**INSTRUCTION:**
Tally the lines containing the word "percen", and report the tally alone.

** BEGIN **

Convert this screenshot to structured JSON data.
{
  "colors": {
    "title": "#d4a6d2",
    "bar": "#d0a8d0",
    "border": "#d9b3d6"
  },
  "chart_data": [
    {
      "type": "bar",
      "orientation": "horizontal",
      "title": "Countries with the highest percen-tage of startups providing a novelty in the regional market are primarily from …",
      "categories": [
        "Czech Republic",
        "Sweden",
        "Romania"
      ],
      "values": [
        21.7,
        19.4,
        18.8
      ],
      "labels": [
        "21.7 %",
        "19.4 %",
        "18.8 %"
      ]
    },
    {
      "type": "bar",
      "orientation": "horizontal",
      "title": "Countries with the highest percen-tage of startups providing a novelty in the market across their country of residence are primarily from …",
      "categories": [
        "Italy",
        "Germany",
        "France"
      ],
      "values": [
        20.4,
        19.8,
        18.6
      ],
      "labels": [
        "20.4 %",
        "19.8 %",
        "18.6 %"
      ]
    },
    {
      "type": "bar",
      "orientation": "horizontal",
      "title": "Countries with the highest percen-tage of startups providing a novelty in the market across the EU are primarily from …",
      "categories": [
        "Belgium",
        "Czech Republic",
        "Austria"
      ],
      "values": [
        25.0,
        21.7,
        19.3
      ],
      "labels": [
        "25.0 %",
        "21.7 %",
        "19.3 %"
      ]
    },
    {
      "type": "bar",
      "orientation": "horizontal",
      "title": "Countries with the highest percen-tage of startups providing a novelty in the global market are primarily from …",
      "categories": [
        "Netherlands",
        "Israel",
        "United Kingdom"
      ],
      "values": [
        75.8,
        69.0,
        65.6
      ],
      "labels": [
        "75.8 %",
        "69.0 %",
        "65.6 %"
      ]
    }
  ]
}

** END **

**OUTPUT FOR THIS TASK:**
4